**Goal:** Every line of the records must be repeated exactly; pictures stay out.

"""

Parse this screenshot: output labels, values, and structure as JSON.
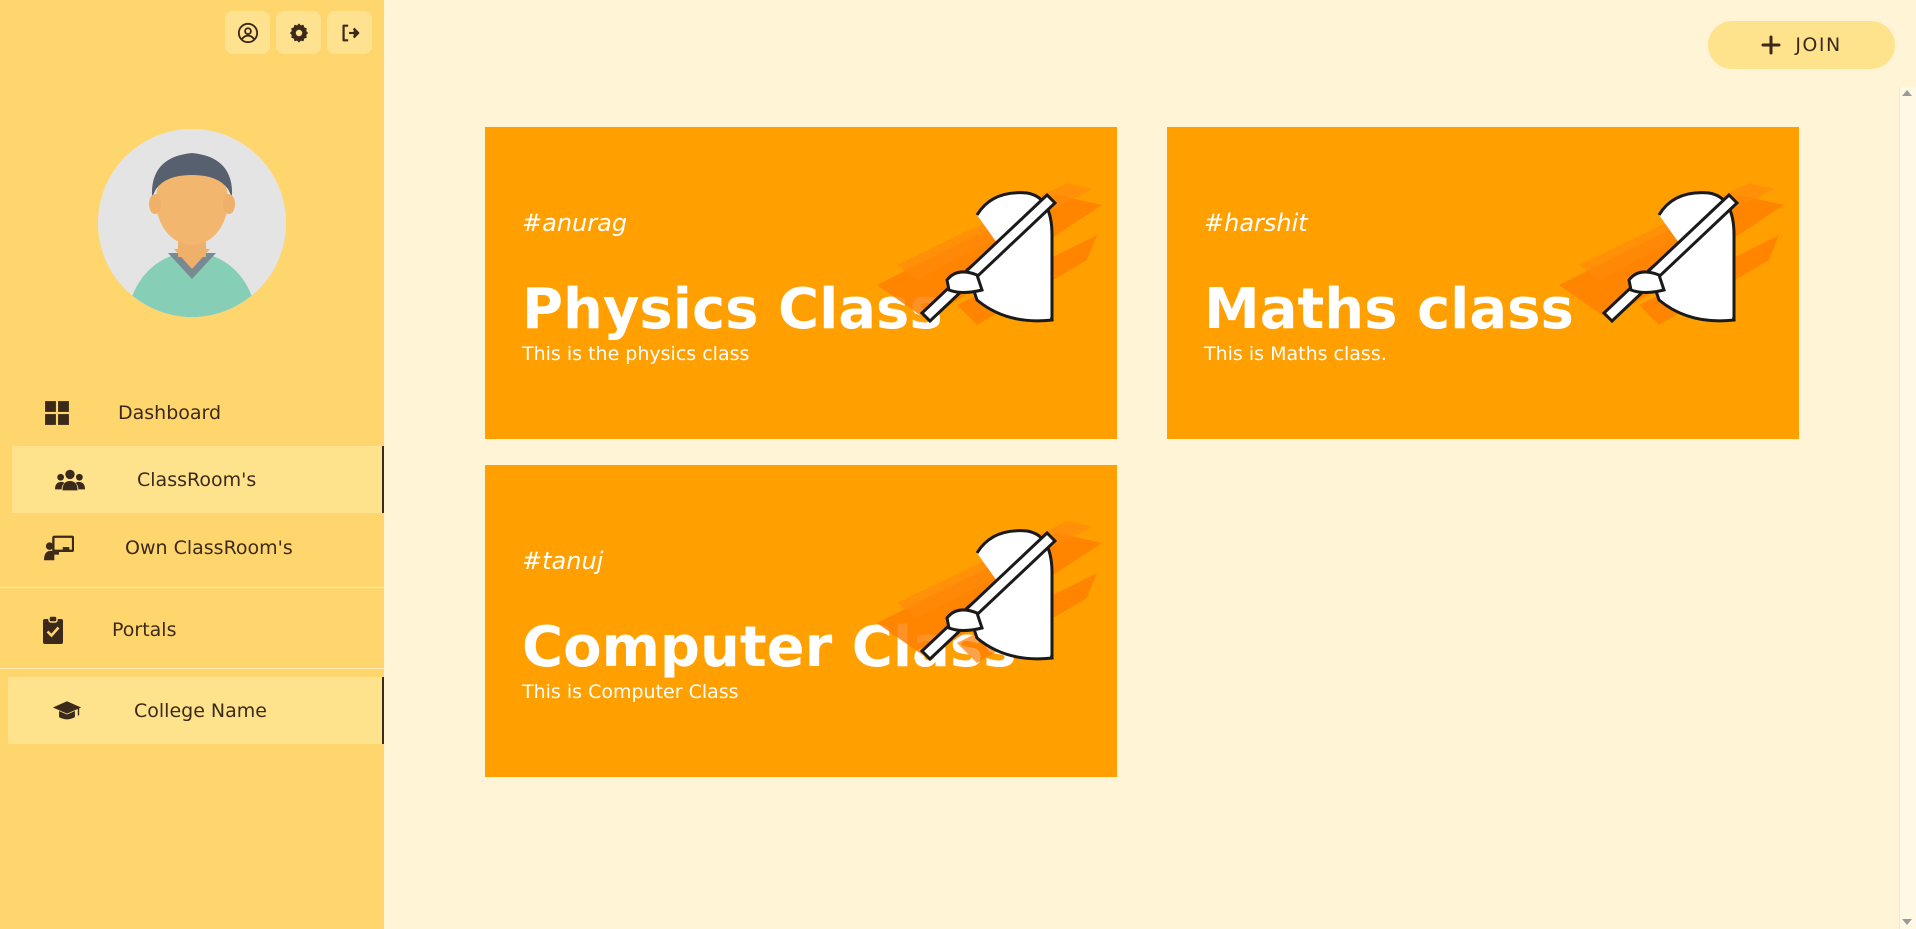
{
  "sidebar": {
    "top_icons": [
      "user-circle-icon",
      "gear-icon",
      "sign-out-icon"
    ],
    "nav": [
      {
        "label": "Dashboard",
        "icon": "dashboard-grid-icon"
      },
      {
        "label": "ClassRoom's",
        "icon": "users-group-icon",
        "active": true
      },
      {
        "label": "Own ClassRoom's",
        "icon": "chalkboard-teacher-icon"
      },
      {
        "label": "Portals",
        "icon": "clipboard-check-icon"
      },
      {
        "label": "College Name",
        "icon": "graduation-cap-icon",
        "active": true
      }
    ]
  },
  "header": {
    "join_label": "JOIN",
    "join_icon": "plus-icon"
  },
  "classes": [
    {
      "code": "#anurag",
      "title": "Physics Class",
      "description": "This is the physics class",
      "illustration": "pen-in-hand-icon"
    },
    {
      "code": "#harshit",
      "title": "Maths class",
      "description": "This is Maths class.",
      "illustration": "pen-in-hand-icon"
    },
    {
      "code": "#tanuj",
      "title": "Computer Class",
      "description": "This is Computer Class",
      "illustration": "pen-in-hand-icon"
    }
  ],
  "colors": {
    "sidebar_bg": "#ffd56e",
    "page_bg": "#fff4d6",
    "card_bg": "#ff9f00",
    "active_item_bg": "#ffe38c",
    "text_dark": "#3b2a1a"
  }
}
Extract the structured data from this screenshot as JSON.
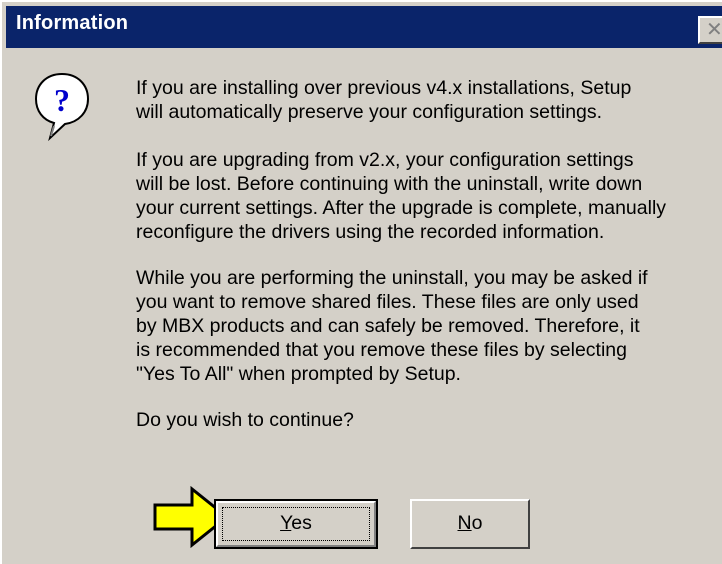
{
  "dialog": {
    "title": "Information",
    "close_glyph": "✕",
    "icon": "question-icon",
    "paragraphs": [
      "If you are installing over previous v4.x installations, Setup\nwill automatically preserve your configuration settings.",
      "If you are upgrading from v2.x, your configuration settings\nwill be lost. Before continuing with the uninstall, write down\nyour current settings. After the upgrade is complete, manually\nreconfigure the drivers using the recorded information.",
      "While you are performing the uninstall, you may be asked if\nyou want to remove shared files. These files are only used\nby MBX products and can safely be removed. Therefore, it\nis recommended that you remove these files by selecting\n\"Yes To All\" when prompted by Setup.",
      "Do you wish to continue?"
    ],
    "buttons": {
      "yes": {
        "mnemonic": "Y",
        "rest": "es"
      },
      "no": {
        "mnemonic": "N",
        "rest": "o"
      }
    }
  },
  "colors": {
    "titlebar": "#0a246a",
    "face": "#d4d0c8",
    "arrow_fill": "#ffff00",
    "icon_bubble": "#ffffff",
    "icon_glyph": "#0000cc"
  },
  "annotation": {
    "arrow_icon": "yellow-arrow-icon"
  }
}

"""

**Result:**
Parse this screenshot: output labels, values, and structure as JSON.
{
  "sidebar": {
    "top_icons": [
      "user-circle-icon",
      "gear-icon",
      "sign-out-icon"
    ],
    "nav": [
      {
        "label": "Dashboard",
        "icon": "dashboard-grid-icon"
      },
      {
        "label": "ClassRoom's",
        "icon": "users-group-icon",
        "active": true
      },
      {
        "label": "Own ClassRoom's",
        "icon": "chalkboard-teacher-icon"
      },
      {
        "label": "Portals",
        "icon": "clipboard-check-icon"
      },
      {
        "label": "College Name",
        "icon": "graduation-cap-icon",
        "active": true
      }
    ]
  },
  "header": {
    "join_label": "JOIN",
    "join_icon": "plus-icon"
  },
  "classes": [
    {
      "code": "#anurag",
      "title": "Physics Class",
      "description": "This is the physics class",
      "illustration": "pen-in-hand-icon"
    },
    {
      "code": "#harshit",
      "title": "Maths class",
      "description": "This is Maths class.",
      "illustration": "pen-in-hand-icon"
    },
    {
      "code": "#tanuj",
      "title": "Computer Class",
      "description": "This is Computer Class",
      "illustration": "pen-in-hand-icon"
    }
  ],
  "colors": {
    "sidebar_bg": "#ffd56e",
    "page_bg": "#fff4d6",
    "card_bg": "#ff9f00",
    "active_item_bg": "#ffe38c",
    "text_dark": "#3b2a1a"
  }
}
Extract the structured data from this screenshot as JSON.
{
  "dialog": {
    "title": "Information",
    "close_glyph": "✕",
    "icon": "question-icon",
    "paragraphs": [
      "If you are installing over previous v4.x installations, Setup\nwill automatically preserve your configuration settings.",
      "If you are upgrading from v2.x, your configuration settings\nwill be lost. Before continuing with the uninstall, write down\nyour current settings. After the upgrade is complete, manually\nreconfigure the drivers using the recorded information.",
      "While you are performing the uninstall, you may be asked if\nyou want to remove shared files. These files are only used\nby MBX products and can safely be removed. Therefore, it\nis recommended that you remove these files by selecting\n\"Yes To All\" when prompted by Setup.",
      "Do you wish to continue?"
    ],
    "buttons": {
      "yes": {
        "mnemonic": "Y",
        "rest": "es"
      },
      "no": {
        "mnemonic": "N",
        "rest": "o"
      }
    }
  },
  "colors": {
    "titlebar": "#0a246a",
    "face": "#d4d0c8",
    "arrow_fill": "#ffff00",
    "icon_bubble": "#ffffff",
    "icon_glyph": "#0000cc"
  },
  "annotation": {
    "arrow_icon": "yellow-arrow-icon"
  }
}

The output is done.